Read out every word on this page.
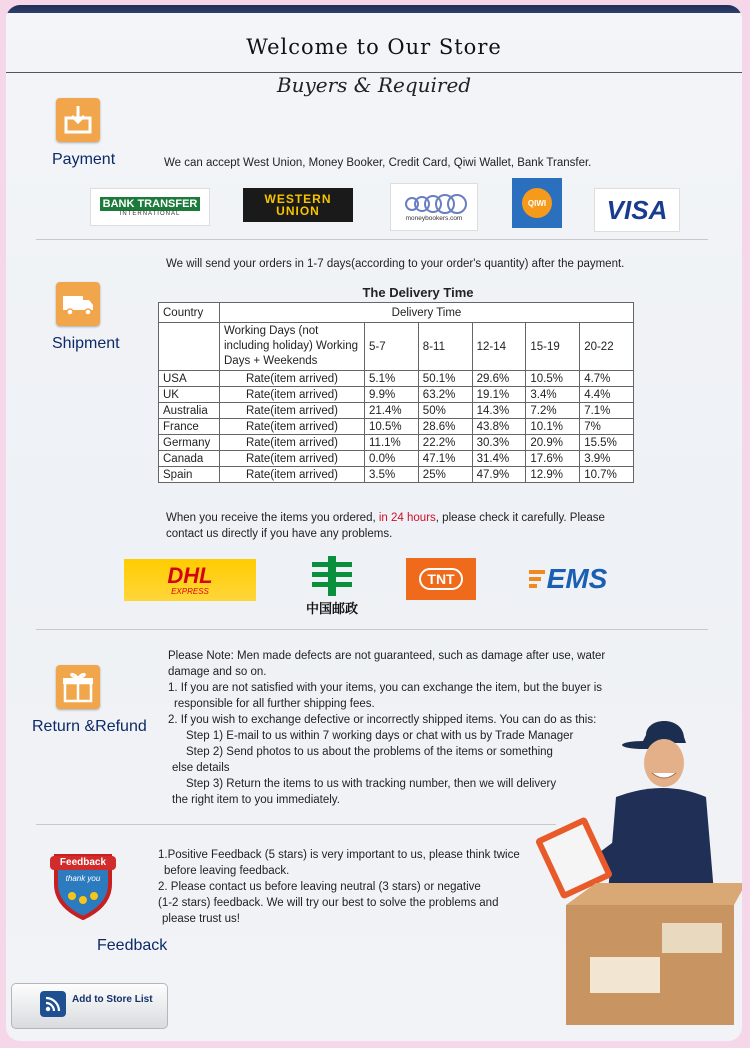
Welcome to Our Store
Buyers & Required
Payment	We can accept West Union, Money Booker, Credit Card, Qiwi Wallet, Bank Transfer.
BANK TRANSFER
INTERNATIONAL
WESTERN
UNION	moneybookers.com
QIWI VISA
We will send your orders in 1-7 days(according to your order's quantity) after the payment.
Shipment
The Delivery Time
Country	Delivery Time					
	Working Days (not including holiday) Working Days + Weekends	5-7	8-11	12-14	15-19	20-22
USA	Rate(item arrived)	5.1%	50.1%	29.6%	10.5%	4.7%
UK	Rate(item arrived)	9.9%	63.2%	19.1%	3.4%	4.4%
Australia	Rate(item arrived)	21.4%	50%	14.3%	7.2%	7.1%
France	Rate(item arrived)	10.5%	28.6%	43.8%	10.1%	7%
Germany	Rate(item arrived)	11.1%	22.2%	30.3%	20.9%	15.5%
Canada	Rate(item arrived)	0.0%	47.1%	31.4%	17.6%	3.9%
Spain	Rate(item arrived)	3.5%	25%	47.9%	12.9%	10.7%
When you receive the items you ordered, in 24 hours, please check it carefully. Please
contact us directly if you have any problems.
DHL
EXPRESS
中国邮政
TNT	EMS
Return &Refund
Please Note: Men made defects are not guaranteed, such as damage after use, water
damage and so on.
1. If you are not satisfied with your items, you can exchange the item, but the buyer is
responsible for all further shipping fees.
2. If you wish to exchange defective or incorrectly shipped items. You can do as this:
Step 1) E-mail to us within 7 working days or chat with us by Trade Manager
Step 2) Send photos to us about the problems of the items or something
else details
Step 3) Return the items to us with tracking number, then we will delivery
the right item to you immediately.
Feedback
thank you
Feedback
1.Positive Feedback (5 stars) is very important to us, please think twice
before leaving feedback.
2. Please contact us before leaving neutral (3 stars) or negative
(1-2 stars) feedback. We will try our best to solve the problems and
please trust us!
Add to Store List
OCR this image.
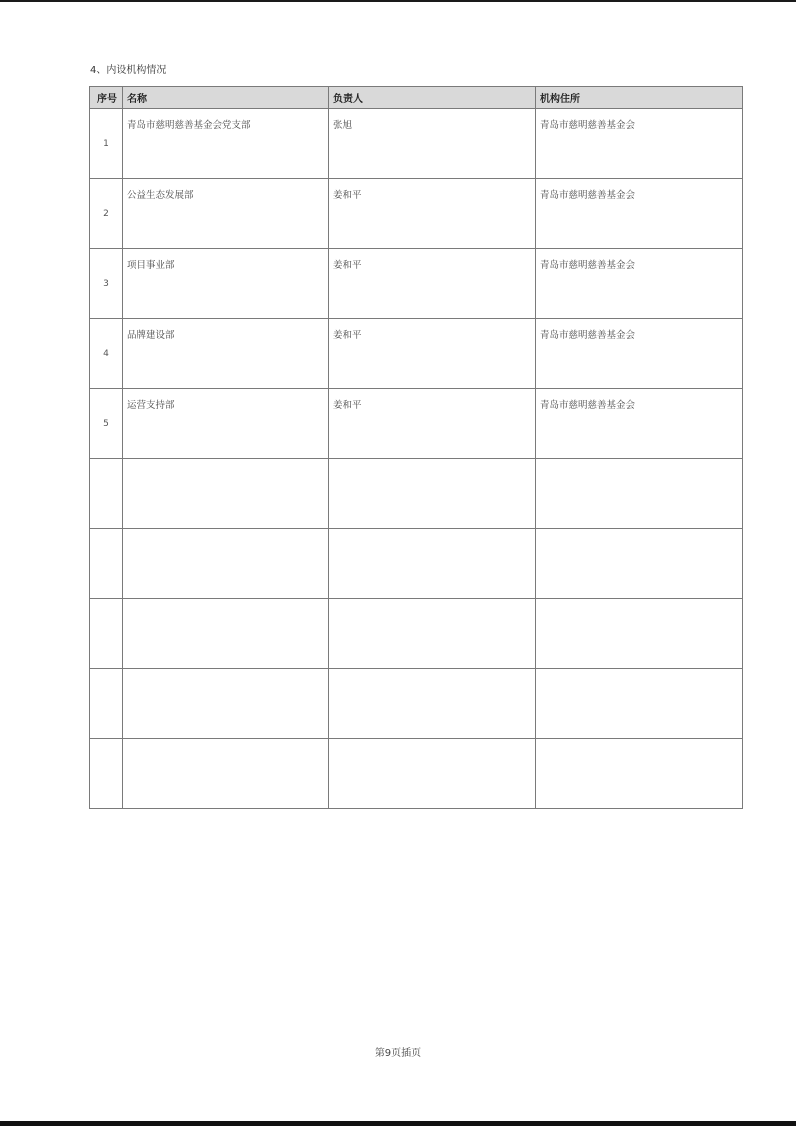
4、内设机构情况
序号	名称	负责人	机构住所
1	青岛市慈明慈善基金会党支部	张旭	青岛市慈明慈善基金会

2	公益生态发展部	姜和平	青岛市慈明慈善基金会

3	项目事业部	姜和平	青岛市慈明慈善基金会

4	品牌建设部	姜和平	青岛市慈明慈善基金会

5	运营支持部	姜和平	青岛市慈明慈善基金会

第9页插页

PROBLEM DESCRIPTION: Repeat the lines from the line containing "OCR this image." through the end of the material above exactly, with no pictures and nothing else.

RESULT BELOW:
OCR this image.
4、内设机构情况
序号	名称	负责人	机构住所
1	青岛市慈明慈善基金会党支部	张旭	青岛市慈明慈善基金会

2	公益生态发展部	姜和平	青岛市慈明慈善基金会

3	项目事业部	姜和平	青岛市慈明慈善基金会

4	品牌建设部	姜和平	青岛市慈明慈善基金会

5	运营支持部	姜和平	青岛市慈明慈善基金会

第9页插页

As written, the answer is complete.